### Exercise directions
Would you restate all the data that follows, word for word?

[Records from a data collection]
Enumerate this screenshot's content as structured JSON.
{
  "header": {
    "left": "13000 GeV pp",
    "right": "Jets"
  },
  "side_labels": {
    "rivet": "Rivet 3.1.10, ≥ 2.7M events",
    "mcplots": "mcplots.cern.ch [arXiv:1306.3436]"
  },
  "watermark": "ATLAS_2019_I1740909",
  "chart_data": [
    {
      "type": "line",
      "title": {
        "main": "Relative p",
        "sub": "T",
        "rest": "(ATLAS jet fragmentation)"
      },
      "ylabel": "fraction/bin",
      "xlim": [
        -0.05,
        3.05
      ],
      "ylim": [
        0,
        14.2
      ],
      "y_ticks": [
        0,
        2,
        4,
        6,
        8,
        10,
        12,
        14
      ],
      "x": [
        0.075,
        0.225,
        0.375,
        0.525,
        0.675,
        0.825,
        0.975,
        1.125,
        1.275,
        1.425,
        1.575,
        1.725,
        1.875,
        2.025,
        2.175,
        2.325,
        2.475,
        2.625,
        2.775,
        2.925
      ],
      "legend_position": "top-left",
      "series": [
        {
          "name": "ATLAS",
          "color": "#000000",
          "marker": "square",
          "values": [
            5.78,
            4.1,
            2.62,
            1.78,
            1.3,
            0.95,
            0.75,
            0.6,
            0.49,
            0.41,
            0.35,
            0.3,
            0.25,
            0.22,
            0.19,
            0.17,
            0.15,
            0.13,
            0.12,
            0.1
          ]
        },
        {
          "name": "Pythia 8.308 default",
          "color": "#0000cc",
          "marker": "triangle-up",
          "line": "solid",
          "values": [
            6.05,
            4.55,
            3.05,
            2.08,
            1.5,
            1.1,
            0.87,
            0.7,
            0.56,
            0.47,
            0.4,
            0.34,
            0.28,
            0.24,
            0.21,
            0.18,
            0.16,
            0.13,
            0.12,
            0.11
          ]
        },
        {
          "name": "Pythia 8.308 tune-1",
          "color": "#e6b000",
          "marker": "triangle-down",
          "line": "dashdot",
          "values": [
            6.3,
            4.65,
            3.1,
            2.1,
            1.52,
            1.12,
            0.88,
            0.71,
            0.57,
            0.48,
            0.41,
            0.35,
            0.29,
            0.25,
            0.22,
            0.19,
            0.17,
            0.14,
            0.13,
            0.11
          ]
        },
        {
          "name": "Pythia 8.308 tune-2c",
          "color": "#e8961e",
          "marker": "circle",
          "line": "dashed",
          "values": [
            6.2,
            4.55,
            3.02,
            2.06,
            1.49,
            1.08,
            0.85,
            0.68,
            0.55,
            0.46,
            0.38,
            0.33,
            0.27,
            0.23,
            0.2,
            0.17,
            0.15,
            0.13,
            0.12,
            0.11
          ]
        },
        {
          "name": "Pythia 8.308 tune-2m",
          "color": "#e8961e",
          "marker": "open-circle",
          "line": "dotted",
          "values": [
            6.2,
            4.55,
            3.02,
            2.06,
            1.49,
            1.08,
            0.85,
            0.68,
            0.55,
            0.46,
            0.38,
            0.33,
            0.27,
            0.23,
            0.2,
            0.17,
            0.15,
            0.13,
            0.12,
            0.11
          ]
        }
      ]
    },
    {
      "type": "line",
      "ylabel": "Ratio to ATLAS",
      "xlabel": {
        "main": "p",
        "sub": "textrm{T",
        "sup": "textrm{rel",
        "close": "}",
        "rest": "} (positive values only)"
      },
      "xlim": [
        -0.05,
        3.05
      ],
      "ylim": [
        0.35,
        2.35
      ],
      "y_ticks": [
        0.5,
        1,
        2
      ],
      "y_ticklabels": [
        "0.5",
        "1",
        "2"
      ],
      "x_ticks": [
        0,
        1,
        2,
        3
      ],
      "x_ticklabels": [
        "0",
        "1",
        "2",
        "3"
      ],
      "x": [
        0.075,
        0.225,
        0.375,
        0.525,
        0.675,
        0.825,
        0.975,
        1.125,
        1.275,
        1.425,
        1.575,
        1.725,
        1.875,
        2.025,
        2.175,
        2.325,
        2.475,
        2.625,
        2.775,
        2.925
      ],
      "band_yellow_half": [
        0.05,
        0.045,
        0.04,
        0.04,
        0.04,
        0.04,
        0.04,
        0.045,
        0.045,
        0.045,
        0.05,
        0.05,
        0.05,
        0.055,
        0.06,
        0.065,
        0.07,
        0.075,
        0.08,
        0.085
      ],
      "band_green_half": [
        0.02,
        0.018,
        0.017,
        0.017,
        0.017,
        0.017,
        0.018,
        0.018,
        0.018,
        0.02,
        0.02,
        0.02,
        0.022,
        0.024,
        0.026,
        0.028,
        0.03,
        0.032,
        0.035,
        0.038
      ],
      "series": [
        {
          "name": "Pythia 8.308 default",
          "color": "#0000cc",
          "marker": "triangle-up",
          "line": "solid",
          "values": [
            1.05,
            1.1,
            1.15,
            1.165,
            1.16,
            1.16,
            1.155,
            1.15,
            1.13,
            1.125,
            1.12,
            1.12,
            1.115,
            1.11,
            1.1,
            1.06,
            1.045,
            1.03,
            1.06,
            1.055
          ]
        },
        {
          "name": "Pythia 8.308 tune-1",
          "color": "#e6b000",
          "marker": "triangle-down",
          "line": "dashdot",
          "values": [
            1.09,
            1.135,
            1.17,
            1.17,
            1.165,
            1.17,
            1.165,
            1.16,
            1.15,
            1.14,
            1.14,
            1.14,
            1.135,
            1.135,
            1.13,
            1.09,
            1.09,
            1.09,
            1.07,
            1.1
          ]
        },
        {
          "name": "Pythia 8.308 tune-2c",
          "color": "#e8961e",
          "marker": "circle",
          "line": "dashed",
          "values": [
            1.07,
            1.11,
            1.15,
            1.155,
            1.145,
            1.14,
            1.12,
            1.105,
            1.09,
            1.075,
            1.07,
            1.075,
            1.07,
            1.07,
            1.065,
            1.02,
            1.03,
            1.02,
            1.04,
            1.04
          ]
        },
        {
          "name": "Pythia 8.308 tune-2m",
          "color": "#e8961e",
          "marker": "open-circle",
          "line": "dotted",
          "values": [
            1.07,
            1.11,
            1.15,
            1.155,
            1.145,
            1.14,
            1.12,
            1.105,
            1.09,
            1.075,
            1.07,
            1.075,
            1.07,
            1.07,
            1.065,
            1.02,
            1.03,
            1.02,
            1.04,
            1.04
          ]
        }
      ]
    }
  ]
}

### Solution
Enumerate this screenshot's content as structured JSON.
{
  "header": {
    "left": "13000 GeV pp",
    "right": "Jets"
  },
  "side_labels": {
    "rivet": "Rivet 3.1.10, ≥ 2.7M events",
    "mcplots": "mcplots.cern.ch [arXiv:1306.3436]"
  },
  "watermark": "ATLAS_2019_I1740909",
  "chart_data": [
    {
      "type": "line",
      "title": {
        "main": "Relative p",
        "sub": "T",
        "rest": "(ATLAS jet fragmentation)"
      },
      "ylabel": "fraction/bin",
      "xlim": [
        -0.05,
        3.05
      ],
      "ylim": [
        0,
        14.2
      ],
      "y_ticks": [
        0,
        2,
        4,
        6,
        8,
        10,
        12,
        14
      ],
      "x": [
        0.075,
        0.225,
        0.375,
        0.525,
        0.675,
        0.825,
        0.975,
        1.125,
        1.275,
        1.425,
        1.575,
        1.725,
        1.875,
        2.025,
        2.175,
        2.325,
        2.475,
        2.625,
        2.775,
        2.925
      ],
      "legend_position": "top-left",
      "series": [
        {
          "name": "ATLAS",
          "color": "#000000",
          "marker": "square",
          "values": [
            5.78,
            4.1,
            2.62,
            1.78,
            1.3,
            0.95,
            0.75,
            0.6,
            0.49,
            0.41,
            0.35,
            0.3,
            0.25,
            0.22,
            0.19,
            0.17,
            0.15,
            0.13,
            0.12,
            0.1
          ]
        },
        {
          "name": "Pythia 8.308 default",
          "color": "#0000cc",
          "marker": "triangle-up",
          "line": "solid",
          "values": [
            6.05,
            4.55,
            3.05,
            2.08,
            1.5,
            1.1,
            0.87,
            0.7,
            0.56,
            0.47,
            0.4,
            0.34,
            0.28,
            0.24,
            0.21,
            0.18,
            0.16,
            0.13,
            0.12,
            0.11
          ]
        },
        {
          "name": "Pythia 8.308 tune-1",
          "color": "#e6b000",
          "marker": "triangle-down",
          "line": "dashdot",
          "values": [
            6.3,
            4.65,
            3.1,
            2.1,
            1.52,
            1.12,
            0.88,
            0.71,
            0.57,
            0.48,
            0.41,
            0.35,
            0.29,
            0.25,
            0.22,
            0.19,
            0.17,
            0.14,
            0.13,
            0.11
          ]
        },
        {
          "name": "Pythia 8.308 tune-2c",
          "color": "#e8961e",
          "marker": "circle",
          "line": "dashed",
          "values": [
            6.2,
            4.55,
            3.02,
            2.06,
            1.49,
            1.08,
            0.85,
            0.68,
            0.55,
            0.46,
            0.38,
            0.33,
            0.27,
            0.23,
            0.2,
            0.17,
            0.15,
            0.13,
            0.12,
            0.11
          ]
        },
        {
          "name": "Pythia 8.308 tune-2m",
          "color": "#e8961e",
          "marker": "open-circle",
          "line": "dotted",
          "values": [
            6.2,
            4.55,
            3.02,
            2.06,
            1.49,
            1.08,
            0.85,
            0.68,
            0.55,
            0.46,
            0.38,
            0.33,
            0.27,
            0.23,
            0.2,
            0.17,
            0.15,
            0.13,
            0.12,
            0.11
          ]
        }
      ]
    },
    {
      "type": "line",
      "ylabel": "Ratio to ATLAS",
      "xlabel": {
        "main": "p",
        "sub": "textrm{T",
        "sup": "textrm{rel",
        "close": "}",
        "rest": "} (positive values only)"
      },
      "xlim": [
        -0.05,
        3.05
      ],
      "ylim": [
        0.35,
        2.35
      ],
      "y_ticks": [
        0.5,
        1,
        2
      ],
      "y_ticklabels": [
        "0.5",
        "1",
        "2"
      ],
      "x_ticks": [
        0,
        1,
        2,
        3
      ],
      "x_ticklabels": [
        "0",
        "1",
        "2",
        "3"
      ],
      "x": [
        0.075,
        0.225,
        0.375,
        0.525,
        0.675,
        0.825,
        0.975,
        1.125,
        1.275,
        1.425,
        1.575,
        1.725,
        1.875,
        2.025,
        2.175,
        2.325,
        2.475,
        2.625,
        2.775,
        2.925
      ],
      "band_yellow_half": [
        0.05,
        0.045,
        0.04,
        0.04,
        0.04,
        0.04,
        0.04,
        0.045,
        0.045,
        0.045,
        0.05,
        0.05,
        0.05,
        0.055,
        0.06,
        0.065,
        0.07,
        0.075,
        0.08,
        0.085
      ],
      "band_green_half": [
        0.02,
        0.018,
        0.017,
        0.017,
        0.017,
        0.017,
        0.018,
        0.018,
        0.018,
        0.02,
        0.02,
        0.02,
        0.022,
        0.024,
        0.026,
        0.028,
        0.03,
        0.032,
        0.035,
        0.038
      ],
      "series": [
        {
          "name": "Pythia 8.308 default",
          "color": "#0000cc",
          "marker": "triangle-up",
          "line": "solid",
          "values": [
            1.05,
            1.1,
            1.15,
            1.165,
            1.16,
            1.16,
            1.155,
            1.15,
            1.13,
            1.125,
            1.12,
            1.12,
            1.115,
            1.11,
            1.1,
            1.06,
            1.045,
            1.03,
            1.06,
            1.055
          ]
        },
        {
          "name": "Pythia 8.308 tune-1",
          "color": "#e6b000",
          "marker": "triangle-down",
          "line": "dashdot",
          "values": [
            1.09,
            1.135,
            1.17,
            1.17,
            1.165,
            1.17,
            1.165,
            1.16,
            1.15,
            1.14,
            1.14,
            1.14,
            1.135,
            1.135,
            1.13,
            1.09,
            1.09,
            1.09,
            1.07,
            1.1
          ]
        },
        {
          "name": "Pythia 8.308 tune-2c",
          "color": "#e8961e",
          "marker": "circle",
          "line": "dashed",
          "values": [
            1.07,
            1.11,
            1.15,
            1.155,
            1.145,
            1.14,
            1.12,
            1.105,
            1.09,
            1.075,
            1.07,
            1.075,
            1.07,
            1.07,
            1.065,
            1.02,
            1.03,
            1.02,
            1.04,
            1.04
          ]
        },
        {
          "name": "Pythia 8.308 tune-2m",
          "color": "#e8961e",
          "marker": "open-circle",
          "line": "dotted",
          "values": [
            1.07,
            1.11,
            1.15,
            1.155,
            1.145,
            1.14,
            1.12,
            1.105,
            1.09,
            1.075,
            1.07,
            1.075,
            1.07,
            1.07,
            1.065,
            1.02,
            1.03,
            1.02,
            1.04,
            1.04
          ]
        }
      ]
    }
  ]
}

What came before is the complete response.